BEGIN Listed records

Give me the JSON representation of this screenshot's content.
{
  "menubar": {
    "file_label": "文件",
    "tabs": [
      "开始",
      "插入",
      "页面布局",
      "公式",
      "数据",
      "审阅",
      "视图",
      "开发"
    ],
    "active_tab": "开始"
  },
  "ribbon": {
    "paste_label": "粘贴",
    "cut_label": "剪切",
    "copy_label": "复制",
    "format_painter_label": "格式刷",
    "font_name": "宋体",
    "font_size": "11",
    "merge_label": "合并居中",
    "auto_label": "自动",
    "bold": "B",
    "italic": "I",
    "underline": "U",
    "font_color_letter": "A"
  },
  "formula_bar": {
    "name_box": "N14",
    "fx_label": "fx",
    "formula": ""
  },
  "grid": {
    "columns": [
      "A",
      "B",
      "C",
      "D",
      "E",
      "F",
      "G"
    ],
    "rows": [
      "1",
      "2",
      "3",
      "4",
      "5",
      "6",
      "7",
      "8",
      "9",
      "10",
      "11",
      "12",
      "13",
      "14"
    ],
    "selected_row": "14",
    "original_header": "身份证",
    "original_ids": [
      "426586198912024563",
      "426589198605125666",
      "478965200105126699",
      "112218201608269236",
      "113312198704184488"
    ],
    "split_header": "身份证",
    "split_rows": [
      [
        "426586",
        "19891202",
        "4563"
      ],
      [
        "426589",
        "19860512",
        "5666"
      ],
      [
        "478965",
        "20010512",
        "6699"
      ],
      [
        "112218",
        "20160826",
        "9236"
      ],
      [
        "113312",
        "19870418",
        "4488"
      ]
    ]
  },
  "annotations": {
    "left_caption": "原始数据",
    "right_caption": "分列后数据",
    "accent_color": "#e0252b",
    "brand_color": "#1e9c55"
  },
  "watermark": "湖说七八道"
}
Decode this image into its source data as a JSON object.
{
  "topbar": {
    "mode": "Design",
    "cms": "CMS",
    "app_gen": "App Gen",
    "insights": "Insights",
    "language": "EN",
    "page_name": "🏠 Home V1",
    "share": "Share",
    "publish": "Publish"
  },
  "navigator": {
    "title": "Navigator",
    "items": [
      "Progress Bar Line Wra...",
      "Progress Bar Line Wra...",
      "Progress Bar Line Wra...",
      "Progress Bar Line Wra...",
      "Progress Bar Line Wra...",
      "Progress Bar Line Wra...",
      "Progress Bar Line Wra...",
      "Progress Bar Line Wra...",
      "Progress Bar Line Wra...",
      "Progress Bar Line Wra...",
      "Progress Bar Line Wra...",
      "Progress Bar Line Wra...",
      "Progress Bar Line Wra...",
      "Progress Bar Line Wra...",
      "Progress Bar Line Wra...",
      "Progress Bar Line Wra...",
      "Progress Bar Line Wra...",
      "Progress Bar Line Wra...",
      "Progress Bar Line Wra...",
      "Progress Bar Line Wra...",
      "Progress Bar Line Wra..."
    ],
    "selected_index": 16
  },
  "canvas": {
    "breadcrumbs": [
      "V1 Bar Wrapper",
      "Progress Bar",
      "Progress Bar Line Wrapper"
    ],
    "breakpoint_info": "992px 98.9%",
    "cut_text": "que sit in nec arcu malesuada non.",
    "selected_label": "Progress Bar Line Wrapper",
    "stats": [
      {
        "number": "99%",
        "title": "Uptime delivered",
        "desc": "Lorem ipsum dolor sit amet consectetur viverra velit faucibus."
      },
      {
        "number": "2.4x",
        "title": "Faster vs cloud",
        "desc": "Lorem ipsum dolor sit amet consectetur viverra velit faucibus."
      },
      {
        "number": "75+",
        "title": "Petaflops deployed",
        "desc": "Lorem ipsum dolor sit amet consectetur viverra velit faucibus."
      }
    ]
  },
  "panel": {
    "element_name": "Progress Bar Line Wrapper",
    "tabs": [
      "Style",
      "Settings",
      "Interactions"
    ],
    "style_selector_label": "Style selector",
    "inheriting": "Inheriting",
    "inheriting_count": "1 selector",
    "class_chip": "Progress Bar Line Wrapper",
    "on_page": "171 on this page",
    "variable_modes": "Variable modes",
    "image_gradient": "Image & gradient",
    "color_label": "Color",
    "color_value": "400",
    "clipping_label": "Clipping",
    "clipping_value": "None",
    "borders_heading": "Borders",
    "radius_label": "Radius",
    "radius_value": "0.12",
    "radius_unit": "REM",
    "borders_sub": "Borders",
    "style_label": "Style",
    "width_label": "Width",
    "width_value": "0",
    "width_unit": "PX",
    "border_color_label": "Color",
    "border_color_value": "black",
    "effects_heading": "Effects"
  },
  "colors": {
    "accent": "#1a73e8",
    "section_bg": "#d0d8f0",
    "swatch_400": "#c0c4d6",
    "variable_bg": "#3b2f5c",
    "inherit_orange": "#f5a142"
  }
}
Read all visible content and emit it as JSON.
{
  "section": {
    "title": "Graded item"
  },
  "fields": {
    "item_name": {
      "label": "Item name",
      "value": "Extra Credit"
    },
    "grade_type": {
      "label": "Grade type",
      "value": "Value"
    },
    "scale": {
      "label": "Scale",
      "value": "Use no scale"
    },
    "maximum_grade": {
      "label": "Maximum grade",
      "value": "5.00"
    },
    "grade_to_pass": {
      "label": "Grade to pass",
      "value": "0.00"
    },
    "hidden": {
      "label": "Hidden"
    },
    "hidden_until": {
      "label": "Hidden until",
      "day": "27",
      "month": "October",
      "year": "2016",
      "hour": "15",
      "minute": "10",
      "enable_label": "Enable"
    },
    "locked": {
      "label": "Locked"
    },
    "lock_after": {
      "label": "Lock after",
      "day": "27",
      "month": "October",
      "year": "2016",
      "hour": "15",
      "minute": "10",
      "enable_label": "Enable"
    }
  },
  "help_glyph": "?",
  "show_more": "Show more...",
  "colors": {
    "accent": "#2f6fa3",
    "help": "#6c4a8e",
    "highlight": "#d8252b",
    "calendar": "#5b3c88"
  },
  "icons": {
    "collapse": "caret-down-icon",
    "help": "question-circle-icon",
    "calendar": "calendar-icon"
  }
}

END Listed records

### Written problem
Starting with the line that contains "Read all visible content and emit it as JSON.", output every line through the end of the listing above, unchanged.

### Response
Read all visible content and emit it as JSON.
{
  "section": {
    "title": "Graded item"
  },
  "fields": {
    "item_name": {
      "label": "Item name",
      "value": "Extra Credit"
    },
    "grade_type": {
      "label": "Grade type",
      "value": "Value"
    },
    "scale": {
      "label": "Scale",
      "value": "Use no scale"
    },
    "maximum_grade": {
      "label": "Maximum grade",
      "value": "5.00"
    },
    "grade_to_pass": {
      "label": "Grade to pass",
      "value": "0.00"
    },
    "hidden": {
      "label": "Hidden"
    },
    "hidden_until": {
      "label": "Hidden until",
      "day": "27",
      "month": "October",
      "year": "2016",
      "hour": "15",
      "minute": "10",
      "enable_label": "Enable"
    },
    "locked": {
      "label": "Locked"
    },
    "lock_after": {
      "label": "Lock after",
      "day": "27",
      "month": "October",
      "year": "2016",
      "hour": "15",
      "minute": "10",
      "enable_label": "Enable"
    }
  },
  "help_glyph": "?",
  "show_more": "Show more...",
  "colors": {
    "accent": "#2f6fa3",
    "help": "#6c4a8e",
    "highlight": "#d8252b",
    "calendar": "#5b3c88"
  },
  "icons": {
    "collapse": "caret-down-icon",
    "help": "question-circle-icon",
    "calendar": "calendar-icon"
  }
}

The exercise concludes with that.